— Begin —
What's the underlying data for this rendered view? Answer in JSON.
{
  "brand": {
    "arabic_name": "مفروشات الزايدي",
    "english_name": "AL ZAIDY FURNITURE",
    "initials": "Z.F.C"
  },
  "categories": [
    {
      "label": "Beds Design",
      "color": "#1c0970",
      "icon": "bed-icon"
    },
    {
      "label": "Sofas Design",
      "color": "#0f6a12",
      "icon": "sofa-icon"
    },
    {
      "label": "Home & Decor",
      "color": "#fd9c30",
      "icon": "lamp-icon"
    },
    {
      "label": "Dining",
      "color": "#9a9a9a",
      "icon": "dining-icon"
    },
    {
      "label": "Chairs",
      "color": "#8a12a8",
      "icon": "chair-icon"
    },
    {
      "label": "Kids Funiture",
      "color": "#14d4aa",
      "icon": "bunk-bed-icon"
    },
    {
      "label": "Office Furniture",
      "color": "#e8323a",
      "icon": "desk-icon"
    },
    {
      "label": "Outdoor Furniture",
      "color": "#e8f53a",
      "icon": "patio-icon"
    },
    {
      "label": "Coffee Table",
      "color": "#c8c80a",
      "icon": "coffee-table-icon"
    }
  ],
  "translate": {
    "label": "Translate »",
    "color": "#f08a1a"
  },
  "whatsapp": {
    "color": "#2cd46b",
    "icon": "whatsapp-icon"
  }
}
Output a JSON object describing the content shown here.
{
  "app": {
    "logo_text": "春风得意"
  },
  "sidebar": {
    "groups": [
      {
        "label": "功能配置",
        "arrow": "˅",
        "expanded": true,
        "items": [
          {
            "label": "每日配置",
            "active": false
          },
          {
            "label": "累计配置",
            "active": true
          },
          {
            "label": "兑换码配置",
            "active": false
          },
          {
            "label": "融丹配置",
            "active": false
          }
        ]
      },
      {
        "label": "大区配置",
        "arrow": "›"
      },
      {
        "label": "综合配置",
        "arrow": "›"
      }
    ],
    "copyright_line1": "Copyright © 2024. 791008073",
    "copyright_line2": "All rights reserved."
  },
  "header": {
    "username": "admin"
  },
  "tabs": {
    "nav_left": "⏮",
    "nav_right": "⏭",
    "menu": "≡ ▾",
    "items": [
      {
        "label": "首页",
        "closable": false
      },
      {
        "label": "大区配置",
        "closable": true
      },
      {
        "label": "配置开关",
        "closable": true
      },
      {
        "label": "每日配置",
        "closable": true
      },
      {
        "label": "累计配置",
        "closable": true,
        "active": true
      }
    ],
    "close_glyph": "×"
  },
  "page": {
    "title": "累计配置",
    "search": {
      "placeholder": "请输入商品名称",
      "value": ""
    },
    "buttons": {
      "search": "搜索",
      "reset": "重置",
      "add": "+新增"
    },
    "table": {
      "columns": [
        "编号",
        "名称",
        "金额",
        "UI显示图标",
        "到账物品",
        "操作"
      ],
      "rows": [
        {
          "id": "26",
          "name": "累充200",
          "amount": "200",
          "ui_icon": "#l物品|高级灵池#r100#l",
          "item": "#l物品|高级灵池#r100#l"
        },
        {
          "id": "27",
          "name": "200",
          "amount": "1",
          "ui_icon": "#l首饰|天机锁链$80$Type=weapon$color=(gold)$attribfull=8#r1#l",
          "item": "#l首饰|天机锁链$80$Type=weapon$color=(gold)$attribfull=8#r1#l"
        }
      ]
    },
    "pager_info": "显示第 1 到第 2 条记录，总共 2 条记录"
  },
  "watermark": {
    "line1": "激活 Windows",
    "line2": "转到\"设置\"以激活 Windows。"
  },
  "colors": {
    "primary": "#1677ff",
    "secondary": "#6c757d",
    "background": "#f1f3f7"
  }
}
— End —
Exercise directions → Restate every record exactly, leaving nothing out.

Complete response →
What's the underlying data for this rendered view? Answer in JSON.
{
  "brand": {
    "arabic_name": "مفروشات الزايدي",
    "english_name": "AL ZAIDY FURNITURE",
    "initials": "Z.F.C"
  },
  "categories": [
    {
      "label": "Beds Design",
      "color": "#1c0970",
      "icon": "bed-icon"
    },
    {
      "label": "Sofas Design",
      "color": "#0f6a12",
      "icon": "sofa-icon"
    },
    {
      "label": "Home & Decor",
      "color": "#fd9c30",
      "icon": "lamp-icon"
    },
    {
      "label": "Dining",
      "color": "#9a9a9a",
      "icon": "dining-icon"
    },
    {
      "label": "Chairs",
      "color": "#8a12a8",
      "icon": "chair-icon"
    },
    {
      "label": "Kids Funiture",
      "color": "#14d4aa",
      "icon": "bunk-bed-icon"
    },
    {
      "label": "Office Furniture",
      "color": "#e8323a",
      "icon": "desk-icon"
    },
    {
      "label": "Outdoor Furniture",
      "color": "#e8f53a",
      "icon": "patio-icon"
    },
    {
      "label": "Coffee Table",
      "color": "#c8c80a",
      "icon": "coffee-table-icon"
    }
  ],
  "translate": {
    "label": "Translate »",
    "color": "#f08a1a"
  },
  "whatsapp": {
    "color": "#2cd46b",
    "icon": "whatsapp-icon"
  }
}
Output a JSON object describing the content shown here.
{
  "app": {
    "logo_text": "春风得意"
  },
  "sidebar": {
    "groups": [
      {
        "label": "功能配置",
        "arrow": "˅",
        "expanded": true,
        "items": [
          {
            "label": "每日配置",
            "active": false
          },
          {
            "label": "累计配置",
            "active": true
          },
          {
            "label": "兑换码配置",
            "active": false
          },
          {
            "label": "融丹配置",
            "active": false
          }
        ]
      },
      {
        "label": "大区配置",
        "arrow": "›"
      },
      {
        "label": "综合配置",
        "arrow": "›"
      }
    ],
    "copyright_line1": "Copyright © 2024. 791008073",
    "copyright_line2": "All rights reserved."
  },
  "header": {
    "username": "admin"
  },
  "tabs": {
    "nav_left": "⏮",
    "nav_right": "⏭",
    "menu": "≡ ▾",
    "items": [
      {
        "label": "首页",
        "closable": false
      },
      {
        "label": "大区配置",
        "closable": true
      },
      {
        "label": "配置开关",
        "closable": true
      },
      {
        "label": "每日配置",
        "closable": true
      },
      {
        "label": "累计配置",
        "closable": true,
        "active": true
      }
    ],
    "close_glyph": "×"
  },
  "page": {
    "title": "累计配置",
    "search": {
      "placeholder": "请输入商品名称",
      "value": ""
    },
    "buttons": {
      "search": "搜索",
      "reset": "重置",
      "add": "+新增"
    },
    "table": {
      "columns": [
        "编号",
        "名称",
        "金额",
        "UI显示图标",
        "到账物品",
        "操作"
      ],
      "rows": [
        {
          "id": "26",
          "name": "累充200",
          "amount": "200",
          "ui_icon": "#l物品|高级灵池#r100#l",
          "item": "#l物品|高级灵池#r100#l"
        },
        {
          "id": "27",
          "name": "200",
          "amount": "1",
          "ui_icon": "#l首饰|天机锁链$80$Type=weapon$color=(gold)$attribfull=8#r1#l",
          "item": "#l首饰|天机锁链$80$Type=weapon$color=(gold)$attribfull=8#r1#l"
        }
      ]
    },
    "pager_info": "显示第 1 到第 2 条记录，总共 2 条记录"
  },
  "watermark": {
    "line1": "激活 Windows",
    "line2": "转到\"设置\"以激活 Windows。"
  },
  "colors": {
    "primary": "#1677ff",
    "secondary": "#6c757d",
    "background": "#f1f3f7"
  }
}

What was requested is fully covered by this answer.